▸ SHORT TASK:
Give back the entire listing verbatim.

(Stored items)
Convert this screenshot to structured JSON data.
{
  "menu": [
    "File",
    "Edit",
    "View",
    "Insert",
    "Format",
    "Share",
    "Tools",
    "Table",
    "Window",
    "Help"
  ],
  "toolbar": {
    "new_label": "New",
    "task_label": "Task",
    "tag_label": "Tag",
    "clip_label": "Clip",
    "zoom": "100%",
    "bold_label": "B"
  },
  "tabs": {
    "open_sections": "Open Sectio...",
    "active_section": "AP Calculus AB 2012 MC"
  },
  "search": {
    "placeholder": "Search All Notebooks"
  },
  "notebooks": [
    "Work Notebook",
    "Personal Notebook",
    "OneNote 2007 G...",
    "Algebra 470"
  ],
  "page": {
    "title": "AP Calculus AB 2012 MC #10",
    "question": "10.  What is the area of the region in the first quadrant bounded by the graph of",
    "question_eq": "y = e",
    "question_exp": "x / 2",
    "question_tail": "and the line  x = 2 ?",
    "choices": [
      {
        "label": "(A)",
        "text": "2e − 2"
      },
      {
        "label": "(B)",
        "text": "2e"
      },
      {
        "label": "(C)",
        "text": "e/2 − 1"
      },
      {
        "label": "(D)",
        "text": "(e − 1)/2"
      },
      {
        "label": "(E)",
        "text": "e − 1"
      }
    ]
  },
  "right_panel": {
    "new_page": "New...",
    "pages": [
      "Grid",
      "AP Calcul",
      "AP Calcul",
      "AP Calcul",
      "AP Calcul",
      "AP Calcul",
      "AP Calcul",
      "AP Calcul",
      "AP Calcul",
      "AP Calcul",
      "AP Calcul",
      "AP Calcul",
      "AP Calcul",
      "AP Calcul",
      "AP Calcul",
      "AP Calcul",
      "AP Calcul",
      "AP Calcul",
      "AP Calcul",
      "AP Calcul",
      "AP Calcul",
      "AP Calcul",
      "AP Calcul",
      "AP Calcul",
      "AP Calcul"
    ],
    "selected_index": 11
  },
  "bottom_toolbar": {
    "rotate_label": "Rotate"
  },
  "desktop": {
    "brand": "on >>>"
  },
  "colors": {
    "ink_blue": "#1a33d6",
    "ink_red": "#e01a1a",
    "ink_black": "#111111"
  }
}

▸ COMPLETED EXERCISE:
Convert this screenshot to structured JSON data.
{
  "menu": [
    "File",
    "Edit",
    "View",
    "Insert",
    "Format",
    "Share",
    "Tools",
    "Table",
    "Window",
    "Help"
  ],
  "toolbar": {
    "new_label": "New",
    "task_label": "Task",
    "tag_label": "Tag",
    "clip_label": "Clip",
    "zoom": "100%",
    "bold_label": "B"
  },
  "tabs": {
    "open_sections": "Open Sectio...",
    "active_section": "AP Calculus AB 2012 MC"
  },
  "search": {
    "placeholder": "Search All Notebooks"
  },
  "notebooks": [
    "Work Notebook",
    "Personal Notebook",
    "OneNote 2007 G...",
    "Algebra 470"
  ],
  "page": {
    "title": "AP Calculus AB 2012 MC #10",
    "question": "10.  What is the area of the region in the first quadrant bounded by the graph of",
    "question_eq": "y = e",
    "question_exp": "x / 2",
    "question_tail": "and the line  x = 2 ?",
    "choices": [
      {
        "label": "(A)",
        "text": "2e − 2"
      },
      {
        "label": "(B)",
        "text": "2e"
      },
      {
        "label": "(C)",
        "text": "e/2 − 1"
      },
      {
        "label": "(D)",
        "text": "(e − 1)/2"
      },
      {
        "label": "(E)",
        "text": "e − 1"
      }
    ]
  },
  "right_panel": {
    "new_page": "New...",
    "pages": [
      "Grid",
      "AP Calcul",
      "AP Calcul",
      "AP Calcul",
      "AP Calcul",
      "AP Calcul",
      "AP Calcul",
      "AP Calcul",
      "AP Calcul",
      "AP Calcul",
      "AP Calcul",
      "AP Calcul",
      "AP Calcul",
      "AP Calcul",
      "AP Calcul",
      "AP Calcul",
      "AP Calcul",
      "AP Calcul",
      "AP Calcul",
      "AP Calcul",
      "AP Calcul",
      "AP Calcul",
      "AP Calcul",
      "AP Calcul",
      "AP Calcul"
    ],
    "selected_index": 11
  },
  "bottom_toolbar": {
    "rotate_label": "Rotate"
  },
  "desktop": {
    "brand": "on >>>"
  },
  "colors": {
    "ink_blue": "#1a33d6",
    "ink_red": "#e01a1a",
    "ink_black": "#111111"
  }
}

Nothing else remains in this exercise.